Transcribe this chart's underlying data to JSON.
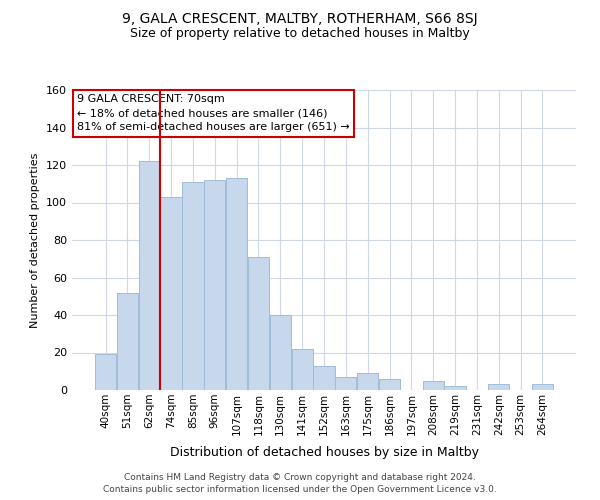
{
  "title1": "9, GALA CRESCENT, MALTBY, ROTHERHAM, S66 8SJ",
  "title2": "Size of property relative to detached houses in Maltby",
  "xlabel": "Distribution of detached houses by size in Maltby",
  "ylabel": "Number of detached properties",
  "categories": [
    "40sqm",
    "51sqm",
    "62sqm",
    "74sqm",
    "85sqm",
    "96sqm",
    "107sqm",
    "118sqm",
    "130sqm",
    "141sqm",
    "152sqm",
    "163sqm",
    "175sqm",
    "186sqm",
    "197sqm",
    "208sqm",
    "219sqm",
    "231sqm",
    "242sqm",
    "253sqm",
    "264sqm"
  ],
  "values": [
    19,
    52,
    122,
    103,
    111,
    112,
    113,
    71,
    40,
    22,
    13,
    7,
    9,
    6,
    0,
    5,
    2,
    0,
    3,
    0,
    3
  ],
  "bar_color": "#c8d8ec",
  "bar_edge_color": "#a0bcd8",
  "ref_line_label": "9 GALA CRESCENT: 70sqm",
  "annotation_line1": "← 18% of detached houses are smaller (146)",
  "annotation_line2": "81% of semi-detached houses are larger (651) →",
  "annotation_box_color": "#ffffff",
  "annotation_box_edge": "#cc0000",
  "ref_line_color": "#cc0000",
  "ylim": [
    0,
    160
  ],
  "yticks": [
    0,
    20,
    40,
    60,
    80,
    100,
    120,
    140,
    160
  ],
  "footer1": "Contains HM Land Registry data © Crown copyright and database right 2024.",
  "footer2": "Contains public sector information licensed under the Open Government Licence v3.0.",
  "background_color": "#ffffff",
  "grid_color": "#d0d8e8"
}
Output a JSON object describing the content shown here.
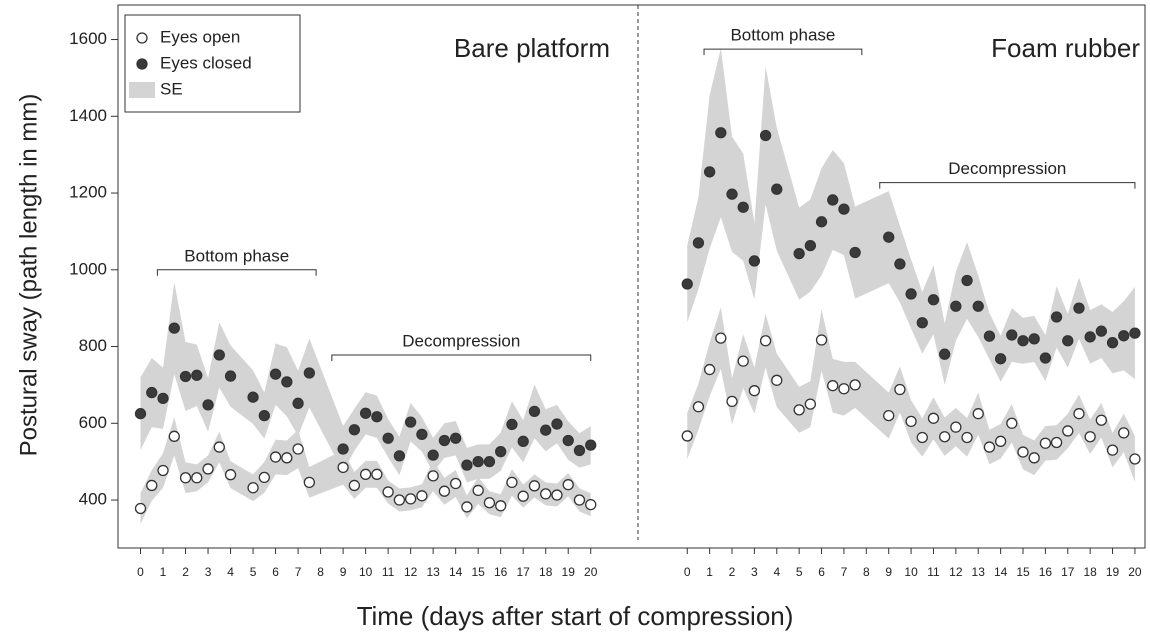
{
  "chart_data": [
    {
      "type": "scatter",
      "title": "Bare platform",
      "ylabel": "Postural sway (path length in mm)",
      "xlabel": "Time (days after start of compression)",
      "band_label": "SE",
      "band_color": "#d4d4d4",
      "legend": true,
      "xlim": [
        -1,
        22.1
      ],
      "ylim": [
        275,
        1690
      ],
      "xticks": [
        0,
        1,
        2,
        3,
        4,
        5,
        6,
        7,
        8,
        9,
        10,
        11,
        12,
        13,
        14,
        15,
        16,
        17,
        18,
        19,
        20
      ],
      "yticks": [
        400,
        600,
        800,
        1000,
        1200,
        1400,
        1600
      ],
      "x": [
        0,
        0.5,
        1,
        1.5,
        2,
        2.5,
        3,
        3.5,
        4,
        5,
        5.5,
        6,
        6.5,
        7,
        7.5,
        9,
        9.5,
        10,
        10.5,
        11,
        11.5,
        12,
        12.5,
        13,
        13.5,
        14,
        14.5,
        15,
        15.5,
        16,
        16.5,
        17,
        17.5,
        18,
        18.5,
        19,
        19.5,
        20
      ],
      "series": [
        {
          "name": "Eyes open",
          "color": "#ffffff",
          "values": [
            378,
            438,
            477,
            566,
            458,
            458,
            481,
            538,
            466,
            432,
            459,
            512,
            510,
            533,
            446,
            485,
            438,
            467,
            467,
            421,
            400,
            403,
            411,
            463,
            423,
            443,
            382,
            425,
            393,
            385,
            446,
            410,
            437,
            416,
            413,
            440,
            400,
            388
          ],
          "se": [
            40,
            40,
            45,
            50,
            40,
            35,
            35,
            40,
            35,
            35,
            40,
            45,
            45,
            50,
            40,
            45,
            35,
            35,
            35,
            30,
            30,
            30,
            30,
            40,
            35,
            35,
            30,
            35,
            30,
            30,
            35,
            30,
            30,
            30,
            30,
            30,
            30,
            30
          ]
        },
        {
          "name": "Eyes closed",
          "color": "#3a3a3a",
          "values": [
            625,
            680,
            665,
            848,
            722,
            725,
            648,
            778,
            723,
            668,
            620,
            728,
            708,
            652,
            731,
            533,
            583,
            626,
            617,
            561,
            515,
            603,
            571,
            517,
            555,
            561,
            491,
            500,
            500,
            526,
            597,
            553,
            631,
            582,
            598,
            555,
            529,
            543
          ],
          "se": [
            95,
            90,
            80,
            120,
            90,
            80,
            70,
            85,
            80,
            70,
            60,
            80,
            90,
            85,
            90,
            60,
            55,
            55,
            55,
            50,
            50,
            50,
            45,
            45,
            45,
            45,
            45,
            45,
            45,
            50,
            60,
            55,
            70,
            55,
            50,
            50,
            45,
            50
          ]
        }
      ],
      "annotations": [
        {
          "text": "Bottom phase",
          "span": [
            0.75,
            7.8
          ],
          "level": 1000
        },
        {
          "text": "Decompression",
          "span": [
            8.5,
            20
          ],
          "level": 778
        }
      ]
    },
    {
      "type": "scatter",
      "title": "Foam rubber",
      "xlim": [
        -2.2,
        20.45
      ],
      "ylim": [
        275,
        1690
      ],
      "xticks": [
        0,
        1,
        2,
        3,
        4,
        5,
        6,
        7,
        8,
        9,
        10,
        11,
        12,
        13,
        14,
        15,
        16,
        17,
        18,
        19,
        20
      ],
      "x": [
        0,
        0.5,
        1,
        1.5,
        2,
        2.5,
        3,
        3.5,
        4,
        5,
        5.5,
        6,
        6.5,
        7,
        7.5,
        9,
        9.5,
        10,
        10.5,
        11,
        11.5,
        12,
        12.5,
        13,
        13.5,
        14,
        14.5,
        15,
        15.5,
        16,
        16.5,
        17,
        17.5,
        18,
        18.5,
        19,
        19.5,
        20
      ],
      "series": [
        {
          "color": "#ffffff",
          "values": [
            567,
            643,
            740,
            822,
            657,
            762,
            685,
            815,
            712,
            635,
            650,
            817,
            698,
            690,
            700,
            620,
            688,
            605,
            563,
            613,
            565,
            590,
            563,
            625,
            538,
            553,
            600,
            525,
            510,
            548,
            550,
            580,
            625,
            565,
            608,
            530,
            575,
            507
          ],
          "se": [
            60,
            60,
            70,
            80,
            60,
            70,
            60,
            70,
            70,
            60,
            60,
            80,
            70,
            70,
            60,
            60,
            60,
            55,
            50,
            55,
            50,
            50,
            50,
            55,
            45,
            45,
            50,
            45,
            45,
            45,
            45,
            45,
            50,
            45,
            45,
            45,
            50,
            60
          ]
        },
        {
          "color": "#3a3a3a",
          "values": [
            963,
            1070,
            1255,
            1357,
            1197,
            1163,
            1023,
            1350,
            1210,
            1042,
            1063,
            1125,
            1182,
            1158,
            1045,
            1085,
            1015,
            937,
            862,
            922,
            780,
            905,
            972,
            905,
            827,
            768,
            830,
            815,
            820,
            770,
            877,
            815,
            900,
            825,
            840,
            810,
            828,
            835
          ],
          "se": [
            100,
            120,
            200,
            220,
            150,
            140,
            100,
            180,
            160,
            120,
            120,
            140,
            130,
            120,
            120,
            120,
            100,
            90,
            80,
            90,
            80,
            90,
            100,
            80,
            60,
            60,
            70,
            60,
            60,
            60,
            80,
            70,
            80,
            70,
            70,
            80,
            90,
            120
          ]
        }
      ],
      "annotations": [
        {
          "text": "Bottom phase",
          "span": [
            0.75,
            7.8
          ],
          "level": 1575
        },
        {
          "text": "Decompression",
          "span": [
            8.6,
            20
          ],
          "level": 1227
        }
      ]
    }
  ]
}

* _Aim_
Gather each line in the data that holds the string "JSON".

* _Expected output_
Transcribe this chart's underlying data to JSON.
Output a JSON object describing the content shown here.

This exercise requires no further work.